* _TASK BRIEF_:
Repeat every line below exactly as it reads.

* _DATA EXTRACT_:
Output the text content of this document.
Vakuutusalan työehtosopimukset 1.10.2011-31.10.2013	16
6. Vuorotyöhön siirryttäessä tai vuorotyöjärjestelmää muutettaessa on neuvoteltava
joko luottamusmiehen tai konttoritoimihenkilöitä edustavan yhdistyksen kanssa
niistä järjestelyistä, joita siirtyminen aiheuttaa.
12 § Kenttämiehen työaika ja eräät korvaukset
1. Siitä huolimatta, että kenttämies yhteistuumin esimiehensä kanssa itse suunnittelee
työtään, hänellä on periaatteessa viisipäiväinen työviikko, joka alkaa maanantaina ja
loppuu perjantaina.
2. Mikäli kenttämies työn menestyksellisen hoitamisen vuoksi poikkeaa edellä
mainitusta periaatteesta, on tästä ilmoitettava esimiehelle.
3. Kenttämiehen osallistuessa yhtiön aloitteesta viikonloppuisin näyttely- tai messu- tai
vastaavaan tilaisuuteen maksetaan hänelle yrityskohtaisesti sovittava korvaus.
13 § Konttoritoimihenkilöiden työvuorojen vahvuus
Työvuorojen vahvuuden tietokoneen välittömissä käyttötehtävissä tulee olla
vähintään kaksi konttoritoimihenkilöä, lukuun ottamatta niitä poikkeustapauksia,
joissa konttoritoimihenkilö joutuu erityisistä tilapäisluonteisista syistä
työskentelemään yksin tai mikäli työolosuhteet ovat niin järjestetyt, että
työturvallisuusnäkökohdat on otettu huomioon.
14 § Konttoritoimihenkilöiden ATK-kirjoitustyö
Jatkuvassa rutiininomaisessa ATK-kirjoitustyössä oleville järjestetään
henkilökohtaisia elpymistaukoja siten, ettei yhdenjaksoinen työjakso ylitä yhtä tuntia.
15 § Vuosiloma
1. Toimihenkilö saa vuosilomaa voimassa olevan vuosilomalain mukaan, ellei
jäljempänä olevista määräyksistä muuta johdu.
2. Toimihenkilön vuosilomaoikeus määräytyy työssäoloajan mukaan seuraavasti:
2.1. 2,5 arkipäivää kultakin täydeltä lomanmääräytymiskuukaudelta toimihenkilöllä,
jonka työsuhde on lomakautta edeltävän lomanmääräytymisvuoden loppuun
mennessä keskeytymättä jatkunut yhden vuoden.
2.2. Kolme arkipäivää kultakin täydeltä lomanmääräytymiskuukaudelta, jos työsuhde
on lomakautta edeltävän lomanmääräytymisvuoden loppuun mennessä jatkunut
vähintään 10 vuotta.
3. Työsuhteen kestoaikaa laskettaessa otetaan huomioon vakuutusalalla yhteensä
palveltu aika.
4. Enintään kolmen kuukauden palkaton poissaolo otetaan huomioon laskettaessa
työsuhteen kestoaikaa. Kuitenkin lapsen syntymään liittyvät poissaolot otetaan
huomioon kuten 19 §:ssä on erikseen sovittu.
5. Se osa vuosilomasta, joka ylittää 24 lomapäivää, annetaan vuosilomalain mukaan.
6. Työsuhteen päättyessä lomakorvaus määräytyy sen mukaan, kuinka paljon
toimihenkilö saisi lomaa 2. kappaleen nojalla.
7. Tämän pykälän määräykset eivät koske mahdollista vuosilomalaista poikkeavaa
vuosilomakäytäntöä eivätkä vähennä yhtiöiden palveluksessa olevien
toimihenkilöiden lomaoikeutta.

* _TASK RESPONSE_:
Output the text content of this document.
Vakuutusalan työehtosopimukset 1.10.2011-31.10.2013	16
6. Vuorotyöhön siirryttäessä tai vuorotyöjärjestelmää muutettaessa on neuvoteltava
joko luottamusmiehen tai konttoritoimihenkilöitä edustavan yhdistyksen kanssa
niistä järjestelyistä, joita siirtyminen aiheuttaa.
12 § Kenttämiehen työaika ja eräät korvaukset
1. Siitä huolimatta, että kenttämies yhteistuumin esimiehensä kanssa itse suunnittelee
työtään, hänellä on periaatteessa viisipäiväinen työviikko, joka alkaa maanantaina ja
loppuu perjantaina.
2. Mikäli kenttämies työn menestyksellisen hoitamisen vuoksi poikkeaa edellä
mainitusta periaatteesta, on tästä ilmoitettava esimiehelle.
3. Kenttämiehen osallistuessa yhtiön aloitteesta viikonloppuisin näyttely- tai messu- tai
vastaavaan tilaisuuteen maksetaan hänelle yrityskohtaisesti sovittava korvaus.
13 § Konttoritoimihenkilöiden työvuorojen vahvuus
Työvuorojen vahvuuden tietokoneen välittömissä käyttötehtävissä tulee olla
vähintään kaksi konttoritoimihenkilöä, lukuun ottamatta niitä poikkeustapauksia,
joissa konttoritoimihenkilö joutuu erityisistä tilapäisluonteisista syistä
työskentelemään yksin tai mikäli työolosuhteet ovat niin järjestetyt, että
työturvallisuusnäkökohdat on otettu huomioon.
14 § Konttoritoimihenkilöiden ATK-kirjoitustyö
Jatkuvassa rutiininomaisessa ATK-kirjoitustyössä oleville järjestetään
henkilökohtaisia elpymistaukoja siten, ettei yhdenjaksoinen työjakso ylitä yhtä tuntia.
15 § Vuosiloma
1. Toimihenkilö saa vuosilomaa voimassa olevan vuosilomalain mukaan, ellei
jäljempänä olevista määräyksistä muuta johdu.
2. Toimihenkilön vuosilomaoikeus määräytyy työssäoloajan mukaan seuraavasti:
2.1. 2,5 arkipäivää kultakin täydeltä lomanmääräytymiskuukaudelta toimihenkilöllä,
jonka työsuhde on lomakautta edeltävän lomanmääräytymisvuoden loppuun
mennessä keskeytymättä jatkunut yhden vuoden.
2.2. Kolme arkipäivää kultakin täydeltä lomanmääräytymiskuukaudelta, jos työsuhde
on lomakautta edeltävän lomanmääräytymisvuoden loppuun mennessä jatkunut
vähintään 10 vuotta.
3. Työsuhteen kestoaikaa laskettaessa otetaan huomioon vakuutusalalla yhteensä
palveltu aika.
4. Enintään kolmen kuukauden palkaton poissaolo otetaan huomioon laskettaessa
työsuhteen kestoaikaa. Kuitenkin lapsen syntymään liittyvät poissaolot otetaan
huomioon kuten 19 §:ssä on erikseen sovittu.
5. Se osa vuosilomasta, joka ylittää 24 lomapäivää, annetaan vuosilomalain mukaan.
6. Työsuhteen päättyessä lomakorvaus määräytyy sen mukaan, kuinka paljon
toimihenkilö saisi lomaa 2. kappaleen nojalla.
7. Tämän pykälän määräykset eivät koske mahdollista vuosilomalaista poikkeavaa
vuosilomakäytäntöä eivätkä vähennä yhtiöiden palveluksessa olevien
toimihenkilöiden lomaoikeutta.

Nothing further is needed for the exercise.